Dataset records
* start *

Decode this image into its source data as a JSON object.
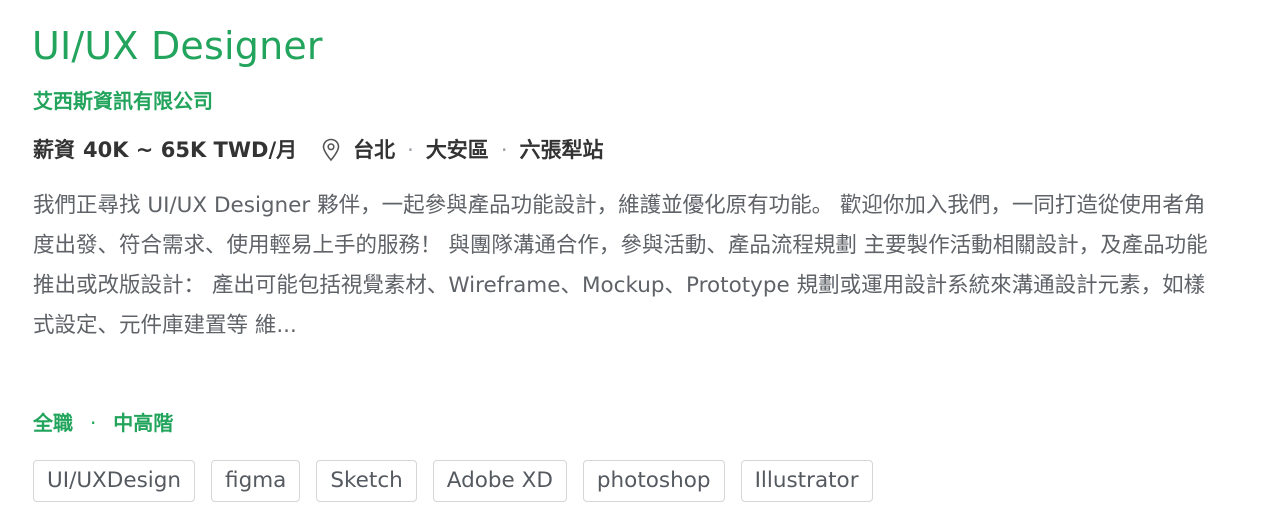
{
  "job": {
    "title": "UI/UX Designer",
    "company": "艾西斯資訊有限公司",
    "salary_label": "薪資",
    "salary_value": "40K ~ 65K TWD/月",
    "location": {
      "icon": "location-pin-icon",
      "city": "台北",
      "district": "大安區",
      "station": "六張犁站"
    },
    "description": "我們正尋找 UI/UX Designer 夥伴，一起參與產品功能設計，維護並優化原有功能。 歡迎你加入我們，一同打造從使用者角度出發、符合需求、使用輕易上手的服務！ 與團隊溝通合作，參與活動、產品流程規劃 主要製作活動相關設計，及產品功能推出或改版設計： 產出可能包括視覺素材、Wireframe、Mockup、Prototype 規劃或運用設計系統來溝通設計元素，如樣式設定、元件庫建置等 維...",
    "employment_type": "全職",
    "seniority": "中高階",
    "separator": "·",
    "skills": [
      "UI/UXDesign",
      "figma",
      "Sketch",
      "Adobe XD",
      "photoshop",
      "Illustrator"
    ]
  },
  "colors": {
    "accent": "#22a45d",
    "text_primary": "#333333",
    "text_secondary": "#5f6368",
    "tag_border": "#d6d6d6"
  }
}
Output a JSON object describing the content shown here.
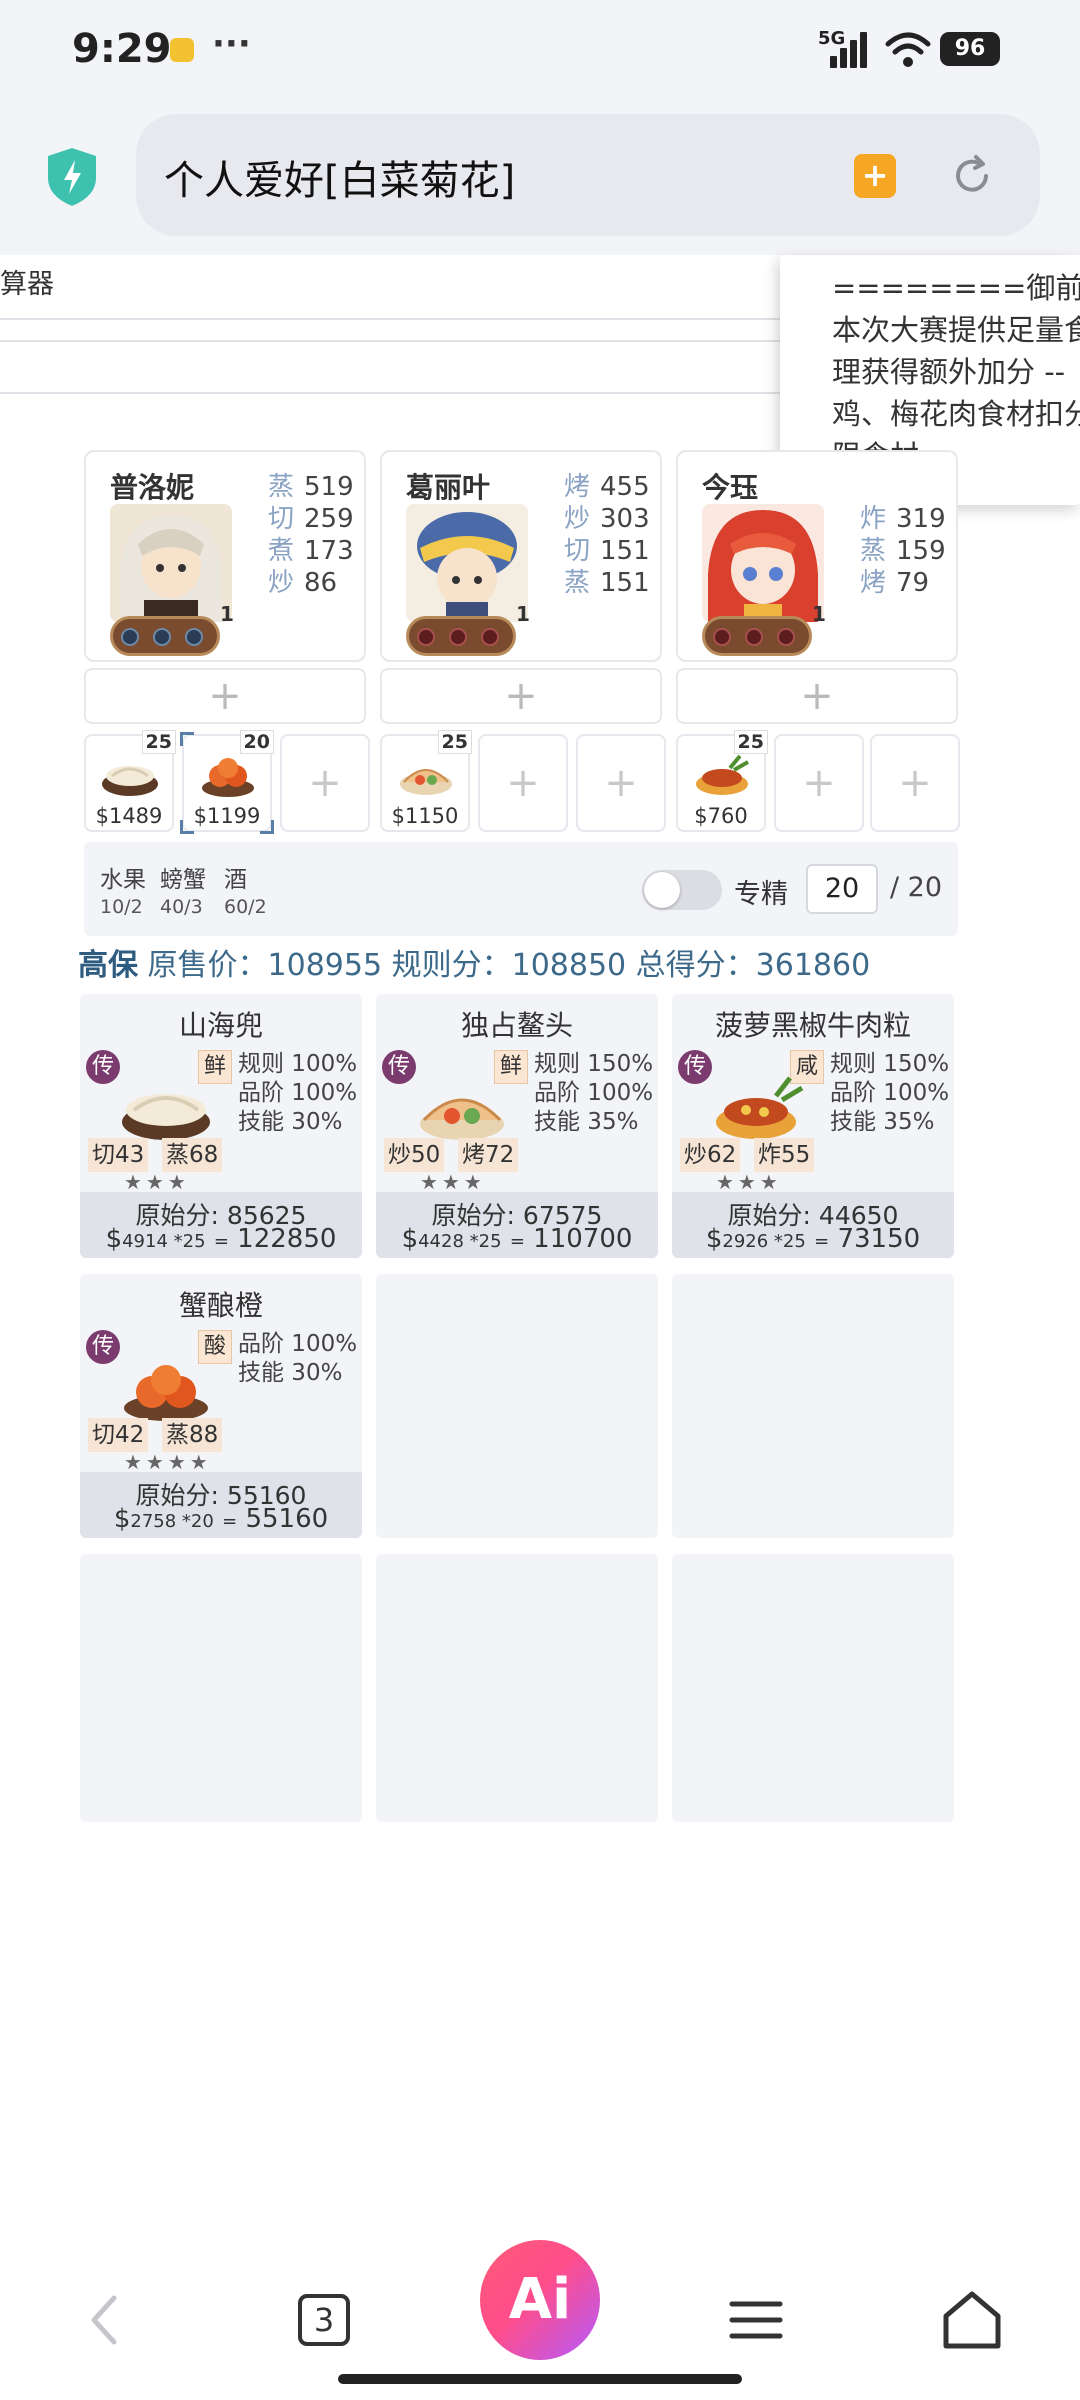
{
  "status_bar": {
    "time": "9:29",
    "dots": "···",
    "network": "5G",
    "battery": "96"
  },
  "browser": {
    "url_text": "个人爱好[白菜菊花]",
    "bookmark_icon": "bookmark-plus-icon",
    "reload_icon": "reload-icon"
  },
  "page": {
    "calc_label": "算器",
    "popup_lines": [
      "========御前大赛",
      "本次大赛提供足量食",
      "理获得额外加分 --",
      "鸡、梅花肉食材扣分",
      "限食材"
    ],
    "chefs": [
      {
        "name": "普洛妮",
        "level": "1",
        "skills": [
          {
            "n": "蒸",
            "v": "519"
          },
          {
            "n": "切",
            "v": "259"
          },
          {
            "n": "煮",
            "v": "173"
          },
          {
            "n": "炒",
            "v": "86"
          }
        ]
      },
      {
        "name": "葛丽叶",
        "level": "1",
        "skills": [
          {
            "n": "烤",
            "v": "455"
          },
          {
            "n": "炒",
            "v": "303"
          },
          {
            "n": "切",
            "v": "151"
          },
          {
            "n": "蒸",
            "v": "151"
          }
        ]
      },
      {
        "name": "今珏",
        "level": "1",
        "skills": [
          {
            "n": "炸",
            "v": "319"
          },
          {
            "n": "蒸",
            "v": "159"
          },
          {
            "n": "烤",
            "v": "79"
          }
        ]
      }
    ],
    "add_symbol": "+",
    "dish_slots": [
      {
        "price": "$1489",
        "qty": "25"
      },
      {
        "price": "$1199",
        "qty": "20"
      },
      {
        "price": "$1150",
        "qty": "25"
      },
      {
        "price": "$760",
        "qty": "25"
      }
    ],
    "conditions": [
      {
        "label": "水果",
        "val": "10/2"
      },
      {
        "label": "螃蟹",
        "val": "40/3"
      },
      {
        "label": "酒",
        "val": "60/2"
      }
    ],
    "spec_label": "专精",
    "qty_value": "20",
    "qty_max": "/ 20",
    "summary": {
      "prefix": "高保",
      "text": "原售价：108955 规则分：108850 总得分：361860"
    },
    "recipes": [
      {
        "name": "山海兜",
        "legend": "传",
        "flavor": "鲜",
        "bonus": [
          "规则 100%",
          "品阶 100%",
          "技能 30%"
        ],
        "req": [
          {
            "n": "切",
            "v": "43"
          },
          {
            "n": "蒸",
            "v": "68"
          }
        ],
        "stars": "★★★",
        "raw": "原始分: 85625",
        "calc_small": "4914 *25",
        "calc_total": "122850"
      },
      {
        "name": "独占鳌头",
        "legend": "传",
        "flavor": "鲜",
        "bonus": [
          "规则 150%",
          "品阶 100%",
          "技能 35%"
        ],
        "req": [
          {
            "n": "炒",
            "v": "50"
          },
          {
            "n": "烤",
            "v": "72"
          }
        ],
        "stars": "★★★",
        "raw": "原始分: 67575",
        "calc_small": "4428 *25",
        "calc_total": "110700"
      },
      {
        "name": "菠萝黑椒牛肉粒",
        "legend": "传",
        "flavor": "咸",
        "bonus": [
          "规则 150%",
          "品阶 100%",
          "技能 35%"
        ],
        "req": [
          {
            "n": "炒",
            "v": "62"
          },
          {
            "n": "炸",
            "v": "55"
          }
        ],
        "stars": "★★★",
        "raw": "原始分: 44650",
        "calc_small": "2926 *25",
        "calc_total": "73150"
      },
      {
        "name": "蟹酿橙",
        "legend": "传",
        "flavor": "酸",
        "bonus": [
          "品阶 100%",
          "技能 30%"
        ],
        "req": [
          {
            "n": "切",
            "v": "42"
          },
          {
            "n": "蒸",
            "v": "88"
          }
        ],
        "stars": "★★★★",
        "raw": "原始分: 55160",
        "calc_small": "2758 *20",
        "calc_total": "55160"
      }
    ],
    "equals": "=",
    "dollar": "$"
  },
  "nav": {
    "tab_count": "3",
    "ai_label": "Ai"
  },
  "colors": {
    "accent_blue": "#3d6a8a",
    "legend_purple": "#7b3b6e",
    "card_bg": "#f2f4f8",
    "ai_gradient_start": "#ff5b7a",
    "ai_gradient_end": "#b35bff"
  }
}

* end *

Task objective:
Pictures in the records above are not copied; print everything else exactly.

Complete answer:
Decode this image into its source data as a JSON object.
{
  "job": {
    "title": "UI/UX Designer",
    "company": "艾西斯資訊有限公司",
    "salary_label": "薪資",
    "salary_value": "40K ~ 65K TWD/月",
    "location": {
      "icon": "location-pin-icon",
      "city": "台北",
      "district": "大安區",
      "station": "六張犁站"
    },
    "description": "我們正尋找 UI/UX Designer 夥伴，一起參與產品功能設計，維護並優化原有功能。 歡迎你加入我們，一同打造從使用者角度出發、符合需求、使用輕易上手的服務！ 與團隊溝通合作，參與活動、產品流程規劃 主要製作活動相關設計，及產品功能推出或改版設計： 產出可能包括視覺素材、Wireframe、Mockup、Prototype 規劃或運用設計系統來溝通設計元素，如樣式設定、元件庫建置等 維...",
    "employment_type": "全職",
    "seniority": "中高階",
    "separator": "·",
    "skills": [
      "UI/UXDesign",
      "figma",
      "Sketch",
      "Adobe XD",
      "photoshop",
      "Illustrator"
    ]
  },
  "colors": {
    "accent": "#22a45d",
    "text_primary": "#333333",
    "text_secondary": "#5f6368",
    "tag_border": "#d6d6d6"
  }
}
Output a JSON object describing the content shown here.
{
  "status_bar": {
    "time": "9:29",
    "dots": "···",
    "network": "5G",
    "battery": "96"
  },
  "browser": {
    "url_text": "个人爱好[白菜菊花]",
    "bookmark_icon": "bookmark-plus-icon",
    "reload_icon": "reload-icon"
  },
  "page": {
    "calc_label": "算器",
    "popup_lines": [
      "========御前大赛",
      "本次大赛提供足量食",
      "理获得额外加分 --",
      "鸡、梅花肉食材扣分",
      "限食材"
    ],
    "chefs": [
      {
        "name": "普洛妮",
        "level": "1",
        "skills": [
          {
            "n": "蒸",
            "v": "519"
          },
          {
            "n": "切",
            "v": "259"
          },
          {
            "n": "煮",
            "v": "173"
          },
          {
            "n": "炒",
            "v": "86"
          }
        ]
      },
      {
        "name": "葛丽叶",
        "level": "1",
        "skills": [
          {
            "n": "烤",
            "v": "455"
          },
          {
            "n": "炒",
            "v": "303"
          },
          {
            "n": "切",
            "v": "151"
          },
          {
            "n": "蒸",
            "v": "151"
          }
        ]
      },
      {
        "name": "今珏",
        "level": "1",
        "skills": [
          {
            "n": "炸",
            "v": "319"
          },
          {
            "n": "蒸",
            "v": "159"
          },
          {
            "n": "烤",
            "v": "79"
          }
        ]
      }
    ],
    "add_symbol": "+",
    "dish_slots": [
      {
        "price": "$1489",
        "qty": "25"
      },
      {
        "price": "$1199",
        "qty": "20"
      },
      {
        "price": "$1150",
        "qty": "25"
      },
      {
        "price": "$760",
        "qty": "25"
      }
    ],
    "conditions": [
      {
        "label": "水果",
        "val": "10/2"
      },
      {
        "label": "螃蟹",
        "val": "40/3"
      },
      {
        "label": "酒",
        "val": "60/2"
      }
    ],
    "spec_label": "专精",
    "qty_value": "20",
    "qty_max": "/ 20",
    "summary": {
      "prefix": "高保",
      "text": "原售价：108955 规则分：108850 总得分：361860"
    },
    "recipes": [
      {
        "name": "山海兜",
        "legend": "传",
        "flavor": "鲜",
        "bonus": [
          "规则 100%",
          "品阶 100%",
          "技能 30%"
        ],
        "req": [
          {
            "n": "切",
            "v": "43"
          },
          {
            "n": "蒸",
            "v": "68"
          }
        ],
        "stars": "★★★",
        "raw": "原始分: 85625",
        "calc_small": "4914 *25",
        "calc_total": "122850"
      },
      {
        "name": "独占鳌头",
        "legend": "传",
        "flavor": "鲜",
        "bonus": [
          "规则 150%",
          "品阶 100%",
          "技能 35%"
        ],
        "req": [
          {
            "n": "炒",
            "v": "50"
          },
          {
            "n": "烤",
            "v": "72"
          }
        ],
        "stars": "★★★",
        "raw": "原始分: 67575",
        "calc_small": "4428 *25",
        "calc_total": "110700"
      },
      {
        "name": "菠萝黑椒牛肉粒",
        "legend": "传",
        "flavor": "咸",
        "bonus": [
          "规则 150%",
          "品阶 100%",
          "技能 35%"
        ],
        "req": [
          {
            "n": "炒",
            "v": "62"
          },
          {
            "n": "炸",
            "v": "55"
          }
        ],
        "stars": "★★★",
        "raw": "原始分: 44650",
        "calc_small": "2926 *25",
        "calc_total": "73150"
      },
      {
        "name": "蟹酿橙",
        "legend": "传",
        "flavor": "酸",
        "bonus": [
          "品阶 100%",
          "技能 30%"
        ],
        "req": [
          {
            "n": "切",
            "v": "42"
          },
          {
            "n": "蒸",
            "v": "88"
          }
        ],
        "stars": "★★★★",
        "raw": "原始分: 55160",
        "calc_small": "2758 *20",
        "calc_total": "55160"
      }
    ],
    "equals": "=",
    "dollar": "$"
  },
  "nav": {
    "tab_count": "3",
    "ai_label": "Ai"
  },
  "colors": {
    "accent_blue": "#3d6a8a",
    "legend_purple": "#7b3b6e",
    "card_bg": "#f2f4f8",
    "ai_gradient_start": "#ff5b7a",
    "ai_gradient_end": "#b35bff"
  }
}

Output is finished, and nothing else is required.